## Task requirements
Pull out every line below containing the word "title".
▬▬▬
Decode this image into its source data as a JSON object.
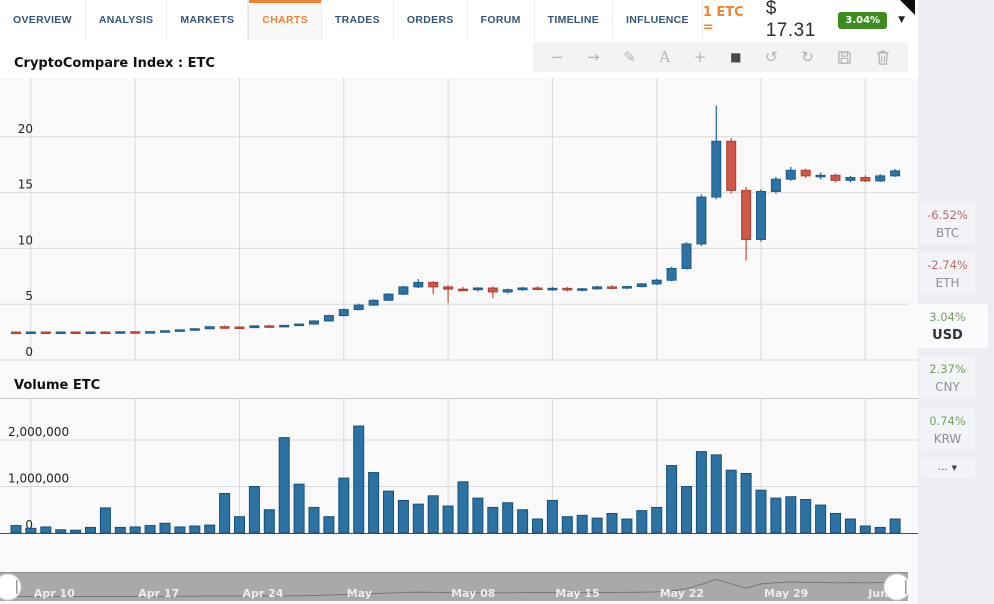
{
  "nav": {
    "tabs": [
      {
        "label": "OVERVIEW",
        "active": false
      },
      {
        "label": "ANALYSIS",
        "active": false
      },
      {
        "label": "MARKETS",
        "active": false
      },
      {
        "label": "CHARTS",
        "active": true
      },
      {
        "label": "TRADES",
        "active": false
      },
      {
        "label": "ORDERS",
        "active": false
      },
      {
        "label": "FORUM",
        "active": false
      },
      {
        "label": "TIMELINE",
        "active": false
      },
      {
        "label": "INFLUENCE",
        "active": false
      }
    ],
    "price_prefix": "1 ETC =",
    "price_value": "$ 17.31",
    "change_badge": "3.04%",
    "accent_color": "#ef8432",
    "badge_color": "#3e8b1f"
  },
  "toolbar": {
    "icons": [
      "minus",
      "arrow-right",
      "pencil",
      "text",
      "plus",
      "square",
      "undo",
      "redo",
      "save",
      "trash"
    ]
  },
  "sidebar": {
    "items": [
      {
        "change": "-6.52%",
        "symbol": "BTC",
        "direction": "down",
        "selected": false
      },
      {
        "change": "-2.74%",
        "symbol": "ETH",
        "direction": "down",
        "selected": false
      },
      {
        "change": "3.04%",
        "symbol": "USD",
        "direction": "up",
        "selected": true
      },
      {
        "change": "2.37%",
        "symbol": "CNY",
        "direction": "up",
        "selected": false
      },
      {
        "change": "0.74%",
        "symbol": "KRW",
        "direction": "up",
        "selected": false
      }
    ],
    "more_label": "...",
    "up_color": "#74a05a",
    "down_color": "#bd6a6a"
  },
  "chart_data": [
    {
      "type": "candlestick",
      "title": "CryptoCompare Index : ETC",
      "ylabel": "",
      "ylim": [
        0,
        24.6
      ],
      "y_ticks": [
        0,
        5,
        10,
        15,
        20
      ],
      "y_tick_labels": [
        "0",
        "5",
        "10",
        "15",
        "20"
      ],
      "x_tick_labels": [
        "Apr 10",
        "Apr 17",
        "Apr 24",
        "May",
        "May 08",
        "May 15",
        "May 22",
        "May 29",
        "Jun"
      ],
      "week_indices": [
        1,
        8,
        15,
        22,
        29,
        36,
        43,
        50,
        57
      ],
      "grid": true,
      "up_color": "#2c73a4",
      "down_color": "#d0564a",
      "ohlc": [
        [
          2.5,
          2.56,
          2.42,
          2.46
        ],
        [
          2.46,
          2.53,
          2.4,
          2.51
        ],
        [
          2.51,
          2.56,
          2.44,
          2.47
        ],
        [
          2.47,
          2.53,
          2.42,
          2.51
        ],
        [
          2.51,
          2.55,
          2.44,
          2.48
        ],
        [
          2.48,
          2.53,
          2.42,
          2.51
        ],
        [
          2.51,
          2.57,
          2.45,
          2.48
        ],
        [
          2.48,
          2.55,
          2.44,
          2.53
        ],
        [
          2.53,
          2.58,
          2.46,
          2.49
        ],
        [
          2.49,
          2.56,
          2.44,
          2.54
        ],
        [
          2.54,
          2.66,
          2.5,
          2.62
        ],
        [
          2.62,
          2.74,
          2.58,
          2.7
        ],
        [
          2.7,
          2.84,
          2.66,
          2.8
        ],
        [
          2.8,
          3.02,
          2.76,
          2.98
        ],
        [
          2.98,
          3.1,
          2.88,
          2.95
        ],
        [
          2.95,
          3.04,
          2.84,
          2.9
        ],
        [
          2.9,
          3.12,
          2.86,
          3.06
        ],
        [
          3.06,
          3.16,
          2.96,
          3.02
        ],
        [
          3.02,
          3.14,
          2.96,
          3.1
        ],
        [
          3.1,
          3.28,
          3.04,
          3.22
        ],
        [
          3.22,
          3.55,
          3.16,
          3.5
        ],
        [
          3.5,
          4.05,
          3.44,
          3.98
        ],
        [
          3.98,
          4.6,
          3.9,
          4.52
        ],
        [
          4.52,
          5.05,
          4.45,
          4.92
        ],
        [
          4.92,
          5.45,
          4.85,
          5.35
        ],
        [
          5.35,
          6.0,
          5.28,
          5.9
        ],
        [
          5.9,
          6.65,
          5.82,
          6.55
        ],
        [
          6.55,
          7.25,
          6.45,
          6.95
        ],
        [
          6.95,
          7.05,
          5.9,
          6.55
        ],
        [
          6.55,
          6.7,
          5.1,
          6.35
        ],
        [
          6.35,
          6.55,
          6.2,
          6.3
        ],
        [
          6.3,
          6.52,
          6.15,
          6.45
        ],
        [
          6.45,
          6.6,
          5.55,
          6.1
        ],
        [
          6.1,
          6.4,
          5.95,
          6.3
        ],
        [
          6.3,
          6.55,
          6.2,
          6.45
        ],
        [
          6.45,
          6.6,
          6.25,
          6.35
        ],
        [
          6.35,
          6.55,
          6.2,
          6.42
        ],
        [
          6.42,
          6.55,
          6.15,
          6.28
        ],
        [
          6.28,
          6.45,
          6.15,
          6.38
        ],
        [
          6.38,
          6.65,
          6.3,
          6.55
        ],
        [
          6.55,
          6.7,
          6.35,
          6.45
        ],
        [
          6.45,
          6.65,
          6.35,
          6.58
        ],
        [
          6.58,
          6.9,
          6.5,
          6.82
        ],
        [
          6.82,
          7.3,
          6.72,
          7.15
        ],
        [
          7.15,
          8.35,
          7.05,
          8.2
        ],
        [
          8.2,
          10.55,
          8.1,
          10.4
        ],
        [
          10.4,
          14.85,
          10.2,
          14.6
        ],
        [
          14.6,
          22.8,
          14.4,
          19.6
        ],
        [
          19.6,
          19.9,
          14.9,
          15.2
        ],
        [
          15.2,
          15.5,
          8.9,
          10.8
        ],
        [
          10.8,
          15.3,
          10.6,
          15.1
        ],
        [
          15.1,
          16.4,
          14.9,
          16.2
        ],
        [
          16.2,
          17.3,
          16.05,
          17.0
        ],
        [
          17.0,
          17.15,
          16.3,
          16.5
        ],
        [
          16.5,
          16.8,
          16.2,
          16.55
        ],
        [
          16.55,
          16.7,
          15.9,
          16.1
        ],
        [
          16.1,
          16.5,
          15.9,
          16.35
        ],
        [
          16.35,
          16.55,
          15.95,
          16.05
        ],
        [
          16.05,
          16.65,
          15.95,
          16.5
        ],
        [
          16.5,
          17.1,
          16.4,
          16.95
        ]
      ]
    },
    {
      "type": "bar",
      "title": "Volume ETC",
      "ylim": [
        0,
        2800000
      ],
      "y_ticks": [
        0,
        1000000,
        2000000
      ],
      "y_tick_labels": [
        "0",
        "1,000,000",
        "2,000,000"
      ],
      "bar_color": "#2c73a4",
      "values": [
        160000,
        100000,
        130000,
        70000,
        60000,
        120000,
        540000,
        120000,
        130000,
        160000,
        210000,
        130000,
        150000,
        170000,
        850000,
        350000,
        1000000,
        500000,
        2050000,
        1050000,
        550000,
        350000,
        1180000,
        2300000,
        1300000,
        900000,
        700000,
        620000,
        800000,
        580000,
        1100000,
        750000,
        550000,
        650000,
        500000,
        300000,
        700000,
        350000,
        380000,
        320000,
        420000,
        300000,
        480000,
        550000,
        1450000,
        1000000,
        1750000,
        1680000,
        1350000,
        1280000,
        920000,
        750000,
        780000,
        720000,
        600000,
        420000,
        300000,
        150000,
        120000,
        300000
      ]
    }
  ]
}
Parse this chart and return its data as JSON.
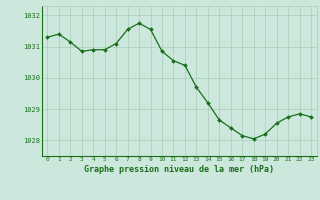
{
  "x": [
    0,
    1,
    2,
    3,
    4,
    5,
    6,
    7,
    8,
    9,
    10,
    11,
    12,
    13,
    14,
    15,
    16,
    17,
    18,
    19,
    20,
    21,
    22,
    23
  ],
  "y": [
    1031.3,
    1031.4,
    1031.15,
    1030.85,
    1030.9,
    1030.9,
    1031.1,
    1031.55,
    1031.75,
    1031.55,
    1030.85,
    1030.55,
    1030.4,
    1029.7,
    1029.2,
    1028.65,
    1028.4,
    1028.15,
    1028.05,
    1028.2,
    1028.55,
    1028.75,
    1028.85,
    1028.75
  ],
  "line_color": "#1a6e1a",
  "marker_color": "#1a6e1a",
  "bg_color": "#cce8dc",
  "grid_color": "#aaccbc",
  "xlabel": "Graphe pression niveau de la mer (hPa)",
  "xlabel_color": "#1a6e1a",
  "tick_color": "#1a6e1a",
  "ylim": [
    1027.5,
    1032.3
  ],
  "yticks": [
    1028,
    1029,
    1030,
    1031,
    1032
  ],
  "xticks": [
    0,
    1,
    2,
    3,
    4,
    5,
    6,
    7,
    8,
    9,
    10,
    11,
    12,
    13,
    14,
    15,
    16,
    17,
    18,
    19,
    20,
    21,
    22,
    23
  ]
}
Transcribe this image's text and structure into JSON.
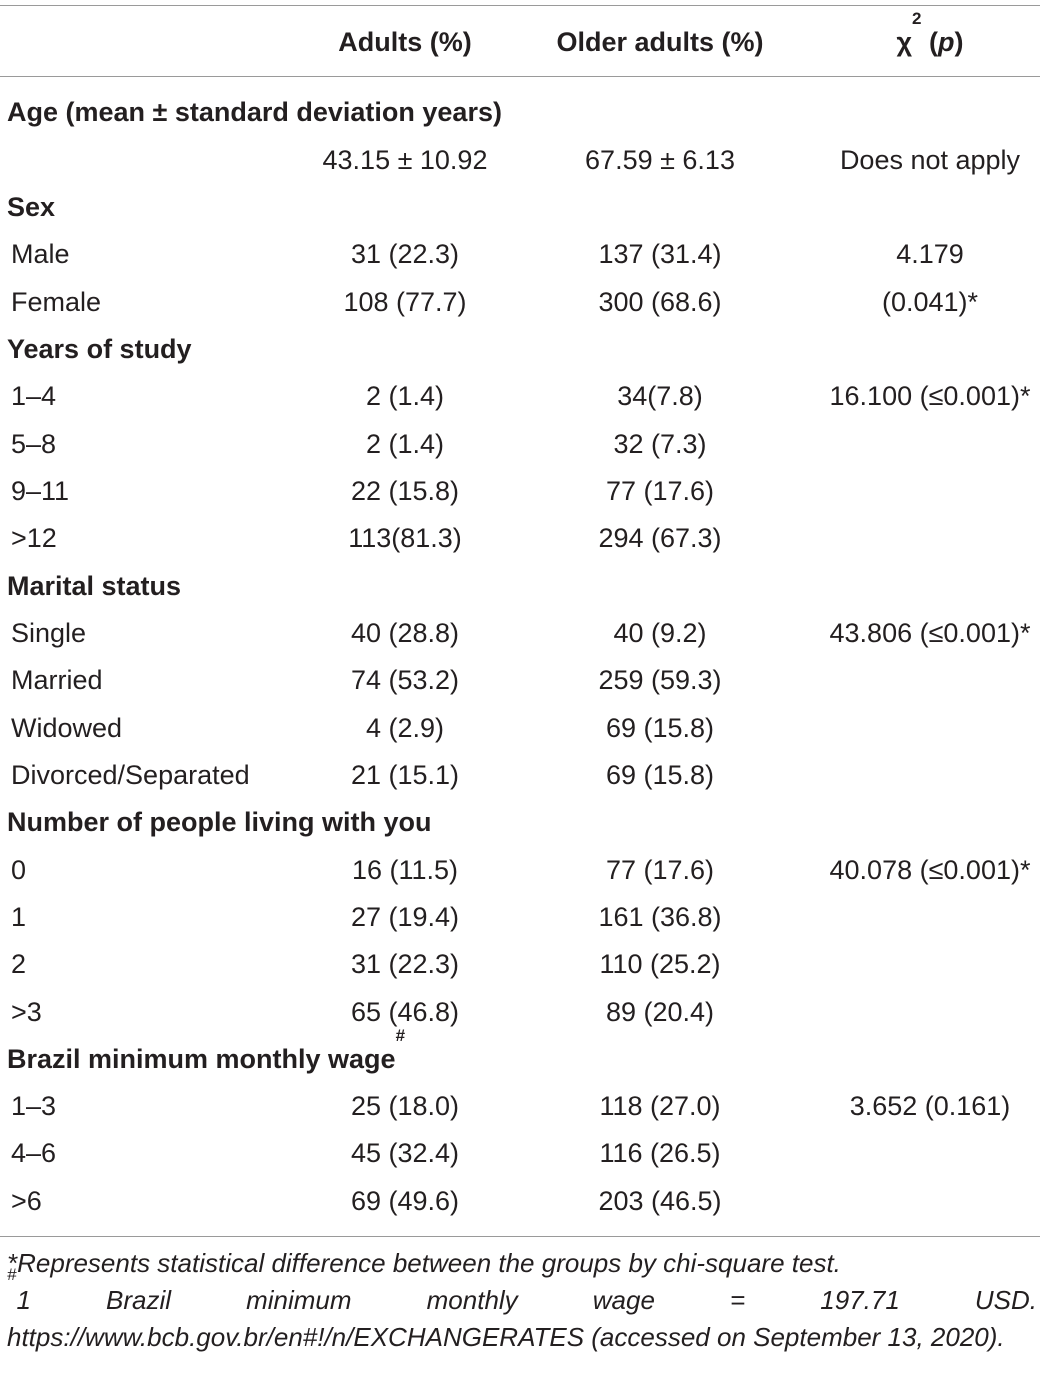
{
  "header": {
    "adults": "Adults (%)",
    "older": "Older adults (%)",
    "chi_symbol": "χ",
    "chi_sup": "2",
    "chi_open": " (",
    "chi_p": "p",
    "chi_close": ")"
  },
  "age": {
    "section": "Age (mean ± standard deviation years)",
    "adults": "43.15 ± 10.92",
    "older": "67.59 ± 6.13",
    "chi": "Does not apply"
  },
  "sex": {
    "section": "Sex",
    "rows": [
      {
        "label": "Male",
        "adults": "31 (22.3)",
        "older": "137 (31.4)",
        "chi": "4.179"
      },
      {
        "label": "Female",
        "adults": "108 (77.7)",
        "older": "300 (68.6)",
        "chi": "(0.041)*"
      }
    ]
  },
  "study": {
    "section": "Years of study",
    "rows": [
      {
        "label": "1–4",
        "adults": "2 (1.4)",
        "older": "34(7.8)",
        "chi": "16.100 (≤0.001)*"
      },
      {
        "label": "5–8",
        "adults": "2 (1.4)",
        "older": "32 (7.3)",
        "chi": ""
      },
      {
        "label": "9–11",
        "adults": "22 (15.8)",
        "older": "77 (17.6)",
        "chi": ""
      },
      {
        "label": ">12",
        "adults": "113(81.3)",
        "older": "294 (67.3)",
        "chi": ""
      }
    ]
  },
  "marital": {
    "section": "Marital status",
    "rows": [
      {
        "label": "Single",
        "adults": "40 (28.8)",
        "older": "40 (9.2)",
        "chi": "43.806 (≤0.001)*"
      },
      {
        "label": "Married",
        "adults": "74 (53.2)",
        "older": "259 (59.3)",
        "chi": ""
      },
      {
        "label": "Widowed",
        "adults": "4 (2.9)",
        "older": "69 (15.8)",
        "chi": ""
      },
      {
        "label": "Divorced/Separated",
        "adults": "21 (15.1)",
        "older": "69 (15.8)",
        "chi": ""
      }
    ]
  },
  "people": {
    "section": "Number of people living with you",
    "rows": [
      {
        "label": "0",
        "adults": "16 (11.5)",
        "older": "77 (17.6)",
        "chi": "40.078 (≤0.001)*"
      },
      {
        "label": "1",
        "adults": "27 (19.4)",
        "older": "161 (36.8)",
        "chi": ""
      },
      {
        "label": "2",
        "adults": "31 (22.3)",
        "older": "110 (25.2)",
        "chi": ""
      },
      {
        "label": ">3",
        "adults": "65 (46.8)",
        "older": "89 (20.4)",
        "chi": ""
      }
    ]
  },
  "wage": {
    "section": "Brazil minimum monthly wage",
    "section_sup": "#",
    "rows": [
      {
        "label": "1–3",
        "adults": "25 (18.0)",
        "older": "118 (27.0)",
        "chi": "3.652 (0.161)"
      },
      {
        "label": "4–6",
        "adults": "45 (32.4)",
        "older": "116 (26.5)",
        "chi": ""
      },
      {
        "label": ">6",
        "adults": "69 (49.6)",
        "older": "203 (46.5)",
        "chi": ""
      }
    ]
  },
  "footnotes": {
    "note1": "*Represents statistical difference between the groups by chi-square test.",
    "note2_mark": "#",
    "note2": "1 Brazil minimum monthly wage = 197.71 USD. https://www.bcb.gov.br/en#!/n/EXCHANGERATES (accessed on September 13, 2020)."
  }
}
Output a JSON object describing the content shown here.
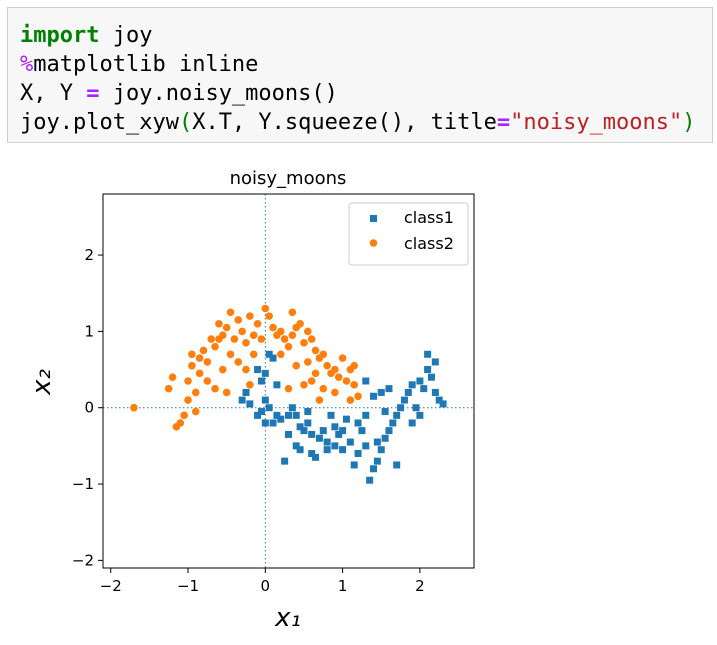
▬▬▬
## Exercise output
      "title": "CryptoCompare Index : ETC",
      "title": "Volume ETC",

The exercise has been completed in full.